▸ **WHAT THE TASK ASKS**: Report only how many lines of the entries below contain the string "Hair".

Data extracted from a collection

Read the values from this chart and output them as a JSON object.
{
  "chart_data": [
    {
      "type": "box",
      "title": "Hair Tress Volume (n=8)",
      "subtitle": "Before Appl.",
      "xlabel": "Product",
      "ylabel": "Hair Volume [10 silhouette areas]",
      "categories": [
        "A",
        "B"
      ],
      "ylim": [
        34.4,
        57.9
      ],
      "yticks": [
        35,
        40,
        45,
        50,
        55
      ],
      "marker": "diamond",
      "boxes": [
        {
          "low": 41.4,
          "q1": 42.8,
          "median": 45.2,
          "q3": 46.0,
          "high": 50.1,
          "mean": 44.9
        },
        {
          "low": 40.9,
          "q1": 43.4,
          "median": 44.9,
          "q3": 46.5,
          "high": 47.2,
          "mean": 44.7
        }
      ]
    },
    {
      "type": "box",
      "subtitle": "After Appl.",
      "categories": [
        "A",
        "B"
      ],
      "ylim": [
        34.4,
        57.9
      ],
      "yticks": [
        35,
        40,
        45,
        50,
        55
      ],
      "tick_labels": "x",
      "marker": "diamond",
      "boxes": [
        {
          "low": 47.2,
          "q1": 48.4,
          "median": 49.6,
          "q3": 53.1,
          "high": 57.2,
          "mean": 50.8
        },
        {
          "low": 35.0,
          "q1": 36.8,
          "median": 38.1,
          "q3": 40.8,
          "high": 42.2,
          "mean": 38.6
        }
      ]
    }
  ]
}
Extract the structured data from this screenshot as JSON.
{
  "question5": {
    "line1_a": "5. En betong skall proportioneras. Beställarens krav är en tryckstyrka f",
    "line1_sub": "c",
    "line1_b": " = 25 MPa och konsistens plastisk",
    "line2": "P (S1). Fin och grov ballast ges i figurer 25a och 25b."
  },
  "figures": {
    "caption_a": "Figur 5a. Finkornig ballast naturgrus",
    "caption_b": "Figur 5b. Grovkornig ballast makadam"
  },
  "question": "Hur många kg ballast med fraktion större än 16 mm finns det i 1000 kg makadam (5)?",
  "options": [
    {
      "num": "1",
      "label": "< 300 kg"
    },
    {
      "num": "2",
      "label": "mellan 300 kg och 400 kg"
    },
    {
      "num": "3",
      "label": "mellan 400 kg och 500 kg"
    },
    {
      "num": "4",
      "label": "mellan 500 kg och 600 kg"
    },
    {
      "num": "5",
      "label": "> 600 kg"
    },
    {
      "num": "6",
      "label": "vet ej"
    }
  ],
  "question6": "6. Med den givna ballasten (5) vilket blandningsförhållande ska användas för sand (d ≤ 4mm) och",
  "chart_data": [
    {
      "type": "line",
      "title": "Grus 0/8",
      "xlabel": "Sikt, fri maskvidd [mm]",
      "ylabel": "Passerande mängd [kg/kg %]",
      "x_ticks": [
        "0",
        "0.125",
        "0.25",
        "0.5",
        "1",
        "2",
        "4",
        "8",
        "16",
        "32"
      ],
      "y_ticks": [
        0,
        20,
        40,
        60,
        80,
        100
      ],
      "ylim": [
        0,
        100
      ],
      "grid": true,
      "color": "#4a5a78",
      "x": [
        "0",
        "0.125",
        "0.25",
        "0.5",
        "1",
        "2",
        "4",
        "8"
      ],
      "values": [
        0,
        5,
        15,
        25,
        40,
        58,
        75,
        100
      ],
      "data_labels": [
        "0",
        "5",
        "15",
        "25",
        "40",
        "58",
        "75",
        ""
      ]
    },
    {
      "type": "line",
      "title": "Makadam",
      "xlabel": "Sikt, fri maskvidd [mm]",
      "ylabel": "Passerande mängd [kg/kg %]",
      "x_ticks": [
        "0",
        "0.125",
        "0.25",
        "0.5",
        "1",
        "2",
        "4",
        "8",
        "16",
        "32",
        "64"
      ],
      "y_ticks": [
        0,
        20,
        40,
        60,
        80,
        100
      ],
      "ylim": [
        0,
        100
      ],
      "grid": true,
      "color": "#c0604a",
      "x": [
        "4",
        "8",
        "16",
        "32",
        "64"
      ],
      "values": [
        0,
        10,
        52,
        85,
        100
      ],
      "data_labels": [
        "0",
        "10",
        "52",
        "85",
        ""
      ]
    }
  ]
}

▸ **COMPLETED EXERCISE**: 2